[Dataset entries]

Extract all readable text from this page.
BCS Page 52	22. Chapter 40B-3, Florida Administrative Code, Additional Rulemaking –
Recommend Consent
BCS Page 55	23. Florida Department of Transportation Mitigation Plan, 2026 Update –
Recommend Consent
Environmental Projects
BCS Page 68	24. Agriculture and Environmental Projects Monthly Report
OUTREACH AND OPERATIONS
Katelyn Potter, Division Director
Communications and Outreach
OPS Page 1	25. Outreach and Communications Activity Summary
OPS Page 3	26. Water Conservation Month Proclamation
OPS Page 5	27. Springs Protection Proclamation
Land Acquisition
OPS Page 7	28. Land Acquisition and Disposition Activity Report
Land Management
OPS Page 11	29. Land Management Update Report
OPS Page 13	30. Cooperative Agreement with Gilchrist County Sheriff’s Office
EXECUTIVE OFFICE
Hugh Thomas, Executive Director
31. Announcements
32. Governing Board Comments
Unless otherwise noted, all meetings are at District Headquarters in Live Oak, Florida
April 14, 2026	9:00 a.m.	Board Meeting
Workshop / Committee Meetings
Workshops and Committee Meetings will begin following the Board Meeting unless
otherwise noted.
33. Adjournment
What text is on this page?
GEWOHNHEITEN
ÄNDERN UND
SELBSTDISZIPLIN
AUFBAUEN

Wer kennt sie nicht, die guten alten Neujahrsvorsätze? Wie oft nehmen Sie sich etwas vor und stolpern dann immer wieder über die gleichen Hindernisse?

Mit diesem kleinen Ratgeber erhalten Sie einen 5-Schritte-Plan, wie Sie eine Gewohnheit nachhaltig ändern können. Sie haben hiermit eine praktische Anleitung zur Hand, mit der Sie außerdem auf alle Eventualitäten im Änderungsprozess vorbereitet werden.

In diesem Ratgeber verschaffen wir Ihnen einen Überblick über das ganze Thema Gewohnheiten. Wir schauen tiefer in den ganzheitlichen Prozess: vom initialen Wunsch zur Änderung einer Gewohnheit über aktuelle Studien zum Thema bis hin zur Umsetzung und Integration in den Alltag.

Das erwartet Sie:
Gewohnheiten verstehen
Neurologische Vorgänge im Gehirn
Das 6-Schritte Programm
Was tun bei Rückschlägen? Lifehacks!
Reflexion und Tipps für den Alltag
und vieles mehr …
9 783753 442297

▶ _Work instructions_
Quote exactly and only the lines from the one holding "What text is on this page?" through the end of the data.

▶ _Complete answer_
What text is on this page?
GEWOHNHEITEN
ÄNDERN UND
SELBSTDISZIPLIN
AUFBAUEN

Wer kennt sie nicht, die guten alten Neujahrsvorsätze? Wie oft nehmen Sie sich etwas vor und stolpern dann immer wieder über die gleichen Hindernisse?

Mit diesem kleinen Ratgeber erhalten Sie einen 5-Schritte-Plan, wie Sie eine Gewohnheit nachhaltig ändern können. Sie haben hiermit eine praktische Anleitung zur Hand, mit der Sie außerdem auf alle Eventualitäten im Änderungsprozess vorbereitet werden.

In diesem Ratgeber verschaffen wir Ihnen einen Überblick über das ganze Thema Gewohnheiten. Wir schauen tiefer in den ganzheitlichen Prozess: vom initialen Wunsch zur Änderung einer Gewohnheit über aktuelle Studien zum Thema bis hin zur Umsetzung und Integration in den Alltag.

Das erwartet Sie:
Gewohnheiten verstehen
Neurologische Vorgänge im Gehirn
Das 6-Schritte Programm
Was tun bei Rückschlägen? Lifehacks!
Reflexion und Tipps für den Alltag
und vieles mehr …
9 783753 442297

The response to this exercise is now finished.